Check each line of the listing below for the string "cotton", and copy the ones that have it.
********************
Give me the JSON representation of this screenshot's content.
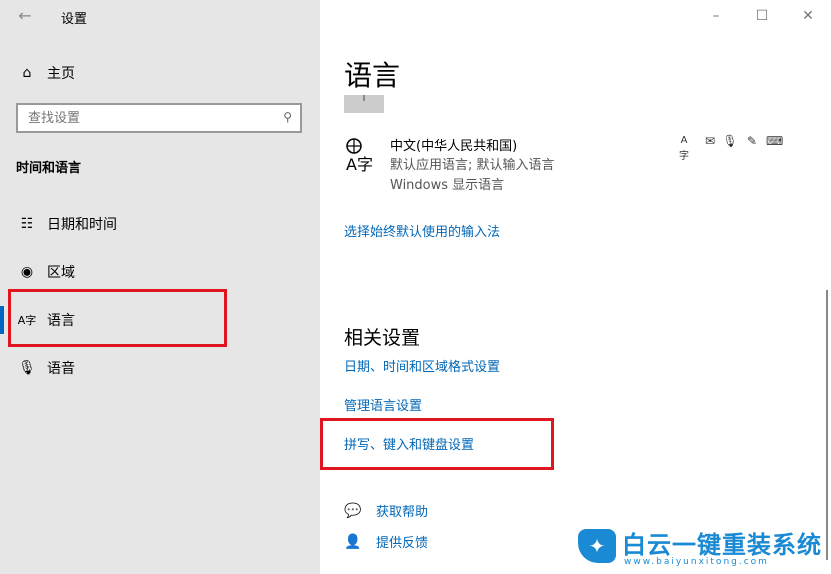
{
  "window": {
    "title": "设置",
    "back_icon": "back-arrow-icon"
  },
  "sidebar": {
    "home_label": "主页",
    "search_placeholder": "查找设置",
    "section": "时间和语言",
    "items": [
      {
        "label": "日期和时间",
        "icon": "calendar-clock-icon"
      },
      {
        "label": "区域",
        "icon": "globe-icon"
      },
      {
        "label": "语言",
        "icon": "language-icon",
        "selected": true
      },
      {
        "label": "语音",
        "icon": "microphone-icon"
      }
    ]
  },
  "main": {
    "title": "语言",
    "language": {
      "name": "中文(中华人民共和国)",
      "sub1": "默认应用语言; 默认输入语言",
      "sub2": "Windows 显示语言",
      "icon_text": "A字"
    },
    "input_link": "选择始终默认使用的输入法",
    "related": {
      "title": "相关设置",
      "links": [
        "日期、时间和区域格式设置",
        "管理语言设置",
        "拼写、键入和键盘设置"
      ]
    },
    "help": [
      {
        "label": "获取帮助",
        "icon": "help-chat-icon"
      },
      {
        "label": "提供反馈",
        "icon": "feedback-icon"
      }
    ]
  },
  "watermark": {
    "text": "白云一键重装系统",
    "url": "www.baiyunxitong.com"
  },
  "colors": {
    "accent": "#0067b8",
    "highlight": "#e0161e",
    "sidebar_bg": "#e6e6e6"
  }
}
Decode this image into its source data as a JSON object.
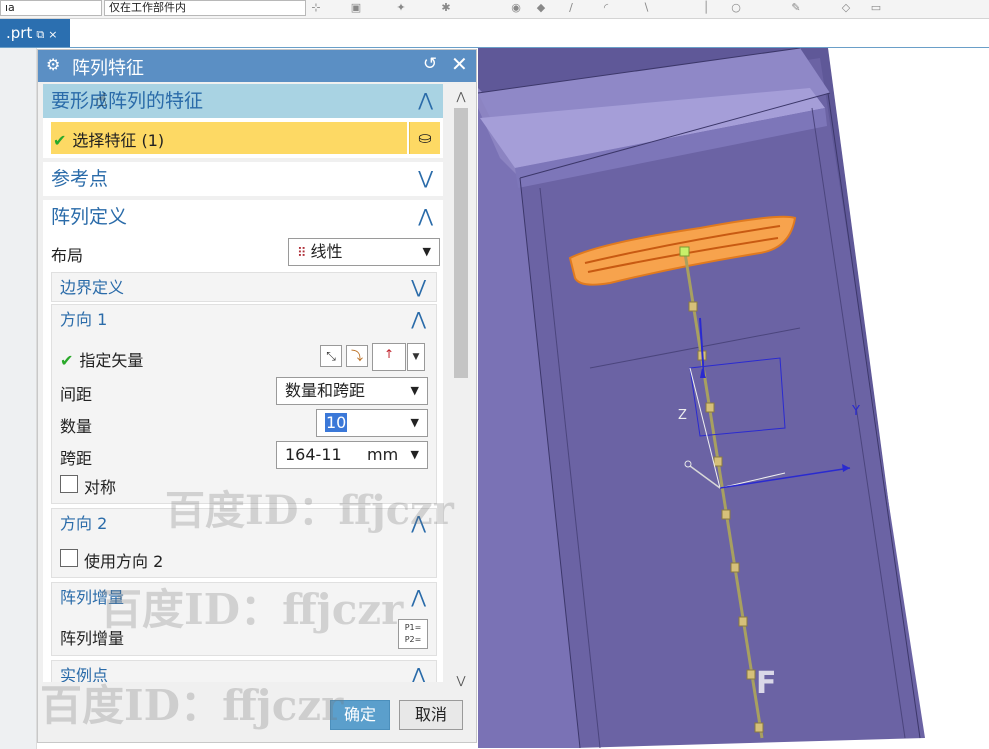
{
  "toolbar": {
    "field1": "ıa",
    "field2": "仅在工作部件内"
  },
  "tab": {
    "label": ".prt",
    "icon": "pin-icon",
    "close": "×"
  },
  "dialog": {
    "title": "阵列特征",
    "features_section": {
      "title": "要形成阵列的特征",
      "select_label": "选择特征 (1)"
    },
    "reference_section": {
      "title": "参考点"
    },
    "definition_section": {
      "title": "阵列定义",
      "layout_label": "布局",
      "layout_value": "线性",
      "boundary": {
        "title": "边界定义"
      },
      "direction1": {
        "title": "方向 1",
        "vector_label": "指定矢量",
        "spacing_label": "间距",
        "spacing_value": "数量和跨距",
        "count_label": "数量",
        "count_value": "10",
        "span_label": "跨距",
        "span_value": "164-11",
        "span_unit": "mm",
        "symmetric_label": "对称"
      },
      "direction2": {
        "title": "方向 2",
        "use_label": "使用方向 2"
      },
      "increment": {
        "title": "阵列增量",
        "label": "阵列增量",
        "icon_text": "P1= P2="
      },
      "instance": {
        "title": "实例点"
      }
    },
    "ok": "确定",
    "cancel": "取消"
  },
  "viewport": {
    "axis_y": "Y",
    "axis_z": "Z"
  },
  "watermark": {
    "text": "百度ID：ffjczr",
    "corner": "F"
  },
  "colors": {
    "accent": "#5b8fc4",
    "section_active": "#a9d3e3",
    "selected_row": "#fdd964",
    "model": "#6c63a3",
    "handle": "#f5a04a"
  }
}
********************
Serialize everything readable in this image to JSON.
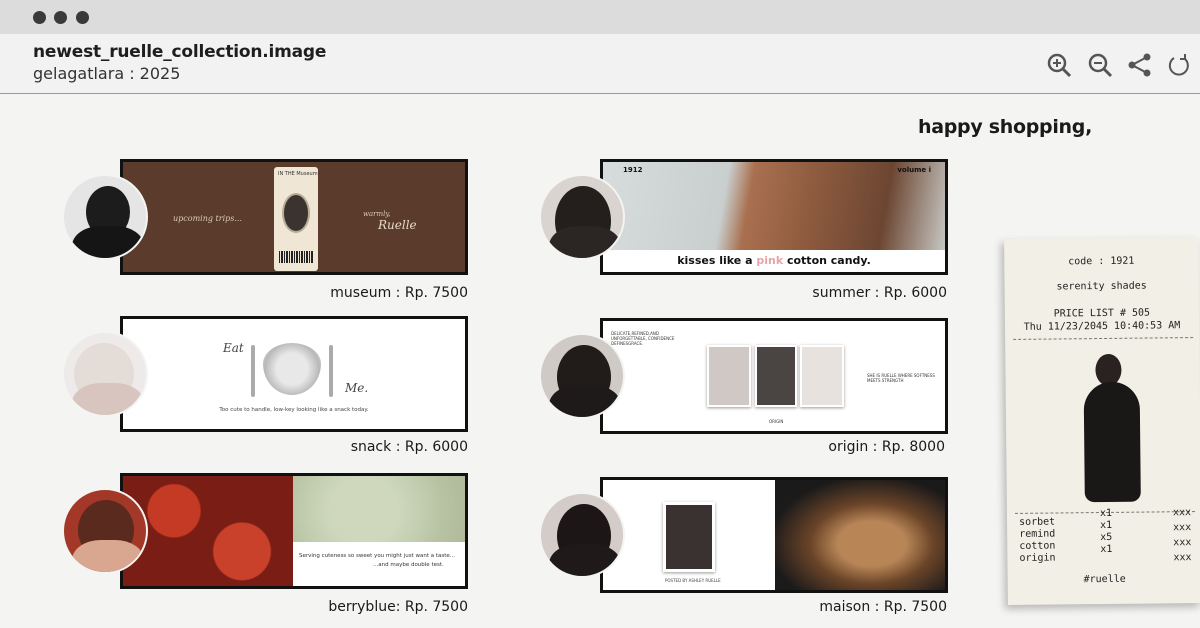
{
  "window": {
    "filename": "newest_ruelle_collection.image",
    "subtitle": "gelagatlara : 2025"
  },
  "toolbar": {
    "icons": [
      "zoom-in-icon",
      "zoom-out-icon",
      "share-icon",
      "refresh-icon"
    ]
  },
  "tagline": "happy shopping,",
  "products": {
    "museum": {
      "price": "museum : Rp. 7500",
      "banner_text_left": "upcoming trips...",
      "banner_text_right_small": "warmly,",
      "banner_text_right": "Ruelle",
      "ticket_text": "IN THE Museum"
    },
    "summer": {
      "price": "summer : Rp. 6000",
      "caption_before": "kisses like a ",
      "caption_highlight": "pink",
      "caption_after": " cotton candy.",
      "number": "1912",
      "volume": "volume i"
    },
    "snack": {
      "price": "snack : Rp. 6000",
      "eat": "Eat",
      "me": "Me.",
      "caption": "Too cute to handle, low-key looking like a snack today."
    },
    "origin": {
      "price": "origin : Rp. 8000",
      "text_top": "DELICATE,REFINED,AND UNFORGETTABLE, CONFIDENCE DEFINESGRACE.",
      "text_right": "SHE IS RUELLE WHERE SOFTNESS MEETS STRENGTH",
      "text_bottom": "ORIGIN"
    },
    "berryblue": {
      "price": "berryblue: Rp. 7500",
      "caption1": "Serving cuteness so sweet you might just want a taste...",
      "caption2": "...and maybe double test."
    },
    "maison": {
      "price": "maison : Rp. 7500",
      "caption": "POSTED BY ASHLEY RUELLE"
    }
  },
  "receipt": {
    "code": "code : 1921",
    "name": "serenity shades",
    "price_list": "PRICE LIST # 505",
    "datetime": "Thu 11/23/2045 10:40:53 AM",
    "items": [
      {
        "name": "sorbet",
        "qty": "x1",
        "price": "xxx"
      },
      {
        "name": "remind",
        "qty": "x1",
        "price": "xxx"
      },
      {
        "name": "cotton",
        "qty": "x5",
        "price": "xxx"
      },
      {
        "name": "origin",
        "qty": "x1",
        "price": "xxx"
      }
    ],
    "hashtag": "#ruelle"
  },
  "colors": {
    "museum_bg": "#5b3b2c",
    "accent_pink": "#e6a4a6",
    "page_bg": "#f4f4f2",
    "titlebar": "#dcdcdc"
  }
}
********************
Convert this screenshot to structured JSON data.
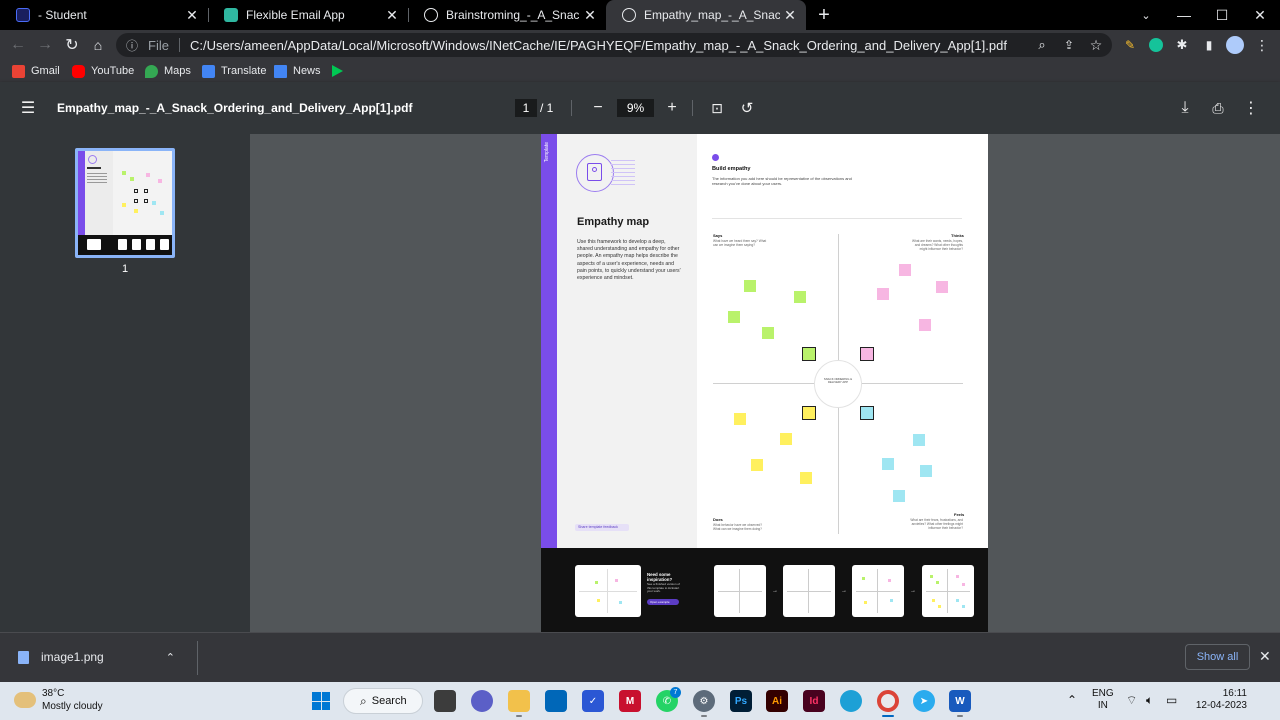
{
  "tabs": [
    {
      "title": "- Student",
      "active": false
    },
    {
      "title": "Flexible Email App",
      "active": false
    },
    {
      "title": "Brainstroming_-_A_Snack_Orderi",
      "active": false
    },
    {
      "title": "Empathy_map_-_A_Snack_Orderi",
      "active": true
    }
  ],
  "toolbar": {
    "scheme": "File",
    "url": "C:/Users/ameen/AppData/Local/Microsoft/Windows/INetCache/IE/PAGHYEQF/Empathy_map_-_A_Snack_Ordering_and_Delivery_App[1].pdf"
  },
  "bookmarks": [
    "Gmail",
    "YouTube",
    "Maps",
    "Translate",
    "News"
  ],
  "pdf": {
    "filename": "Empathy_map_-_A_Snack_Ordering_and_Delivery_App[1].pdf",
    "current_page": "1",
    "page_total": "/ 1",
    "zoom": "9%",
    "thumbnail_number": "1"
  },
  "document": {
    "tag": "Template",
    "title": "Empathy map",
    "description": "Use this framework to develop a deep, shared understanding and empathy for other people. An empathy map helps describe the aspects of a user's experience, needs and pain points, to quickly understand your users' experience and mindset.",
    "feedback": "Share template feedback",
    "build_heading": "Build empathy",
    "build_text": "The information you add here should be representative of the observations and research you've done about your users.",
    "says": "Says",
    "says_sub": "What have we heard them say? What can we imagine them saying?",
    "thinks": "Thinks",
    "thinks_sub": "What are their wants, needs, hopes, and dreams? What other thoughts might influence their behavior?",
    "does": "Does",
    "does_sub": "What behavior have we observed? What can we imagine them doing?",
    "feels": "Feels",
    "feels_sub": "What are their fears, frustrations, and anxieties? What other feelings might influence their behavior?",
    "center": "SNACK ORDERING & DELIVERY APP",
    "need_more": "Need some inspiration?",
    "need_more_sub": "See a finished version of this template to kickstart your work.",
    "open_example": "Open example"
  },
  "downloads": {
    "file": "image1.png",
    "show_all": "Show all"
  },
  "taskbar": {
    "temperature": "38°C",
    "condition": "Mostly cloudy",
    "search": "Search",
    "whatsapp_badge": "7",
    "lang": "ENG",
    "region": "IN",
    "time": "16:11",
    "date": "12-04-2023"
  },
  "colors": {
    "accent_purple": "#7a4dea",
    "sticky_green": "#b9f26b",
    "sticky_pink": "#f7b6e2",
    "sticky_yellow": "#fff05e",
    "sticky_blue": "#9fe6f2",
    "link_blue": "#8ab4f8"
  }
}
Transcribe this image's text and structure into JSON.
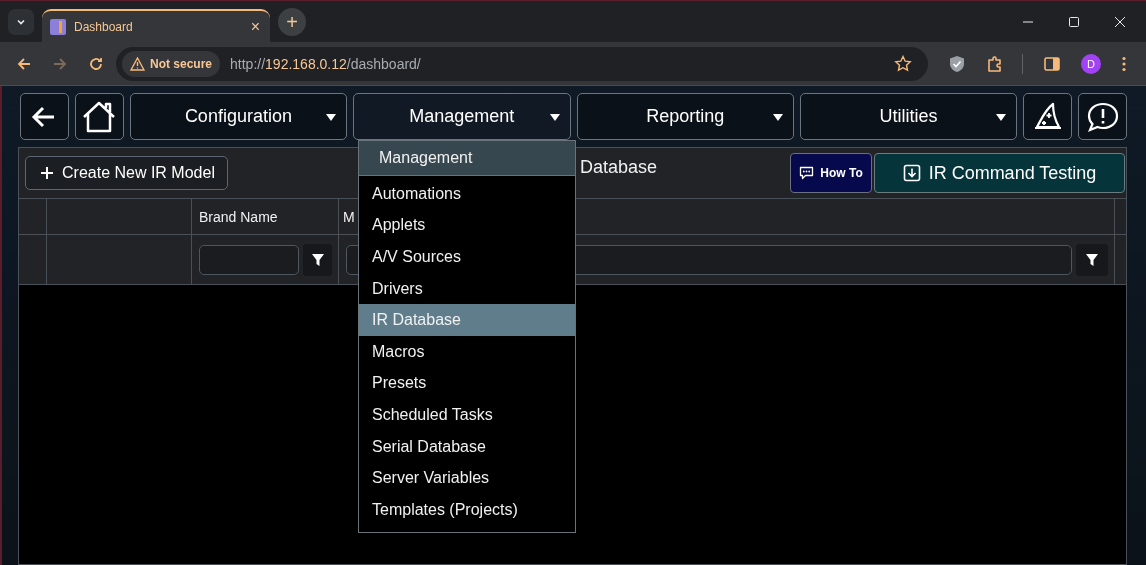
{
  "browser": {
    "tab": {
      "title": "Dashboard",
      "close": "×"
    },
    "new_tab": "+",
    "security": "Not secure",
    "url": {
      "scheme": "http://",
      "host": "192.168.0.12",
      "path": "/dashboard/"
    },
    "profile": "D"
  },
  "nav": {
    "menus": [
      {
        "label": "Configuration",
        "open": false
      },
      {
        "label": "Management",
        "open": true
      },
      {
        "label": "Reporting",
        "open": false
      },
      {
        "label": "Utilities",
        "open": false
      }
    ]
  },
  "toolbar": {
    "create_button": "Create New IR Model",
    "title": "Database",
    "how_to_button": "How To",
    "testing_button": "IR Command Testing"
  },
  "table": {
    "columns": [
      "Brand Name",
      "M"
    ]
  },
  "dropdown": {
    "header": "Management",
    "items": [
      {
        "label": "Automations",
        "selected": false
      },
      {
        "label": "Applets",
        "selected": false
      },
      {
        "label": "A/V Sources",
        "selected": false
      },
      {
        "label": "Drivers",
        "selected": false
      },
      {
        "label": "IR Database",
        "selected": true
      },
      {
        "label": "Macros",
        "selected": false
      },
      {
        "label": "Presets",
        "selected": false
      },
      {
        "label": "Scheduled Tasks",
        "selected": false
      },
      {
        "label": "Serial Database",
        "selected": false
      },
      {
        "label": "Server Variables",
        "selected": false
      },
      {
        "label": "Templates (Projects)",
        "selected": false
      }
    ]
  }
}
********************
> ANSWER FOR THIS EXERCISE
      "caption_after": " cotton candy.",
        "name": "cotton",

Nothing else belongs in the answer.